** WORK INSTRUCTIONS **
Using the records below, report how many lines hold "handle", with no extra text.

** GIVEN INFORMATION **
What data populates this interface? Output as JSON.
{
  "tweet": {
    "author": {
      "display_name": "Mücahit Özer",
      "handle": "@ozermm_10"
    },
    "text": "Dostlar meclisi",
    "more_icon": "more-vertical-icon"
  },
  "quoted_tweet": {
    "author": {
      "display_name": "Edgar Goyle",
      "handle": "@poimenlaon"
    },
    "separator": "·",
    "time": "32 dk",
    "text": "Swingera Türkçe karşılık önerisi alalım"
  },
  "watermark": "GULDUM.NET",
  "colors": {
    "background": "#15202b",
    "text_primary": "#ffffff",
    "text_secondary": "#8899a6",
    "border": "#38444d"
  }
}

** TASK SOLUTION **
2